What this task involves
Every line below that holds the string "乾坤大挪移" should be copied out.

Records supplied
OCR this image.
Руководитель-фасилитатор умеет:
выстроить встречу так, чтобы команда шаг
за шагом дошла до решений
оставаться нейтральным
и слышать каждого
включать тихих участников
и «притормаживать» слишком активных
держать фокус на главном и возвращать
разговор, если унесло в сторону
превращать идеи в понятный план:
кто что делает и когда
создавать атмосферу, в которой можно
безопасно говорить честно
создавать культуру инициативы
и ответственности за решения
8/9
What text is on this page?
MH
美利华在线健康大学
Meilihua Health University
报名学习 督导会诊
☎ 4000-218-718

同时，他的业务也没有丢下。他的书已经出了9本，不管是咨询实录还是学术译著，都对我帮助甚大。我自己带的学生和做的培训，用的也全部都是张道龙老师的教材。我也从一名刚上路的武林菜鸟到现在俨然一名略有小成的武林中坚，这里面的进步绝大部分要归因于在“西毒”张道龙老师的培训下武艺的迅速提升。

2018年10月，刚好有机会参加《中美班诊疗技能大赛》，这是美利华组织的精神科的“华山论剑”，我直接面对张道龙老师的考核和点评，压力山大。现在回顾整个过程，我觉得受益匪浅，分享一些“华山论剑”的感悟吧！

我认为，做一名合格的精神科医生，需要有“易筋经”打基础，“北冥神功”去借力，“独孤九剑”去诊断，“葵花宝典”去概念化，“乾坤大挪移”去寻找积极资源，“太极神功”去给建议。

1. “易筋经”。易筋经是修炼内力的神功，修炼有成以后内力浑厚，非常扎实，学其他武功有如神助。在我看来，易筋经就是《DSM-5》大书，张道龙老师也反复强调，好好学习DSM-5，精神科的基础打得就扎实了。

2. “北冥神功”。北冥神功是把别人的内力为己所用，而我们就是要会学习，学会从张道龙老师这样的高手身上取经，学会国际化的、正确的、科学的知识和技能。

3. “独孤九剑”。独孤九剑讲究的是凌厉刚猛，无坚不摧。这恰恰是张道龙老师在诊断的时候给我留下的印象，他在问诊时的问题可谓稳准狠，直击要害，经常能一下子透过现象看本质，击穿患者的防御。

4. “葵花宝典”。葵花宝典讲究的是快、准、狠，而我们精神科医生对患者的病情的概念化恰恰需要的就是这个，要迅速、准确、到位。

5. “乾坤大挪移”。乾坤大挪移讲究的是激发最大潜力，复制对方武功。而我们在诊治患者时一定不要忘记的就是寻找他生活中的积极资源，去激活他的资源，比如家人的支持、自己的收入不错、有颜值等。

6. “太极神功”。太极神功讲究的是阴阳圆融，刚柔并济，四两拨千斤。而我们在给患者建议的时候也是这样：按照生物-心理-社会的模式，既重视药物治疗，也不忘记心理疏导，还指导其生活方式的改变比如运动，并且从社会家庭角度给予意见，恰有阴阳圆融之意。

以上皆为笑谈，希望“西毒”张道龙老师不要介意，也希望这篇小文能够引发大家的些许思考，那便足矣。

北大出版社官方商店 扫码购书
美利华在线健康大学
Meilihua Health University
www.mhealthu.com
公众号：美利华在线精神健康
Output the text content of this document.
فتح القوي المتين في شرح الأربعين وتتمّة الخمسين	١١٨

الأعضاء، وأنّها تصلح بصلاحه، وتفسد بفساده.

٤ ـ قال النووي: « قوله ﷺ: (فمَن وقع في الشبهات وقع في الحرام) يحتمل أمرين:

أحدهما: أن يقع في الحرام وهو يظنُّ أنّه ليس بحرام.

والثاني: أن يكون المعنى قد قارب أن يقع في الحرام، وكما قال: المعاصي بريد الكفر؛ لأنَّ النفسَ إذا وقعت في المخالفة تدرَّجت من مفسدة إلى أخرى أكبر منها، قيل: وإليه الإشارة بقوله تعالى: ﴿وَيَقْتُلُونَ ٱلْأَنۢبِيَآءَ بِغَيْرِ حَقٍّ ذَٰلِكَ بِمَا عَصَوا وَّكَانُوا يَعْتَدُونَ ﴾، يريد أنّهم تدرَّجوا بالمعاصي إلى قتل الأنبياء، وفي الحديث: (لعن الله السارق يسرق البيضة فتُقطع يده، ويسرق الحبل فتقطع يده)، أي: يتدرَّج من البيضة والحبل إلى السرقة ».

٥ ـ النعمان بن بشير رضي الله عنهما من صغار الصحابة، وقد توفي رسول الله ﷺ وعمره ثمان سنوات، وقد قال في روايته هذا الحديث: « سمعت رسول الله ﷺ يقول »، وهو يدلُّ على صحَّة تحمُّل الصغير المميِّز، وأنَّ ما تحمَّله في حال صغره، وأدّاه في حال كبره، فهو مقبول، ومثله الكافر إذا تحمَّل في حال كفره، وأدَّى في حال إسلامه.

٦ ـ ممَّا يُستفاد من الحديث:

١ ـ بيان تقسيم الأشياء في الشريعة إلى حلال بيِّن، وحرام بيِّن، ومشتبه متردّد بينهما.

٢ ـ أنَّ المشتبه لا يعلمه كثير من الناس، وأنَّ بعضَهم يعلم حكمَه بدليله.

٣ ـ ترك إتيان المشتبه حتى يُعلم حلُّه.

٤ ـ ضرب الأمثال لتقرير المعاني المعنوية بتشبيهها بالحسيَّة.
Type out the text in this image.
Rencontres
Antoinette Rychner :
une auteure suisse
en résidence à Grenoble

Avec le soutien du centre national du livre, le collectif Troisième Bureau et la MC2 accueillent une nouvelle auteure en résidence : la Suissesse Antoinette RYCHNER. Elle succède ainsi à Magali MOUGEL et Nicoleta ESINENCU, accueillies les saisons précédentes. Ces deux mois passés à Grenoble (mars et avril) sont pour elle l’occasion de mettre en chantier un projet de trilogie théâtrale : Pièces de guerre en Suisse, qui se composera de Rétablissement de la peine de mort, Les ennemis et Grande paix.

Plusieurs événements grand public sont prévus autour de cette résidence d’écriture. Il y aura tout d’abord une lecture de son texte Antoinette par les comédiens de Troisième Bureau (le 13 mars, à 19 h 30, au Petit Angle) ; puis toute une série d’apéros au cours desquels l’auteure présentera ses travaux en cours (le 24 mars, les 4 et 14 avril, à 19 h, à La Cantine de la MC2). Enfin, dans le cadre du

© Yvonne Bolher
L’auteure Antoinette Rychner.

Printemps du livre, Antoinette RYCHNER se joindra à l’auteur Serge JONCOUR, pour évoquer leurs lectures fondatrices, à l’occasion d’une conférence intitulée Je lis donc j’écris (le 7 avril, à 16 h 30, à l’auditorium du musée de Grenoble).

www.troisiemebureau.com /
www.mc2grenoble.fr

Solution to this task
我认为，做一名合格的精神科医生，需要有“易筋经”打基础，“北冥神功”去借力，“独孤九剑”去诊断，“葵花宝典”去概念化，“乾坤大挪移”去寻找积极资源，“太极神功”去给建议。
5. “乾坤大挪移”。乾坤大挪移讲究的是激发最大潜力，复制对方武功。而我们在诊治患者时一定不要忘记的就是寻找他生活中的积极资源，去激活他的资源，比如家人的支持、自己的收入不错、有颜值等。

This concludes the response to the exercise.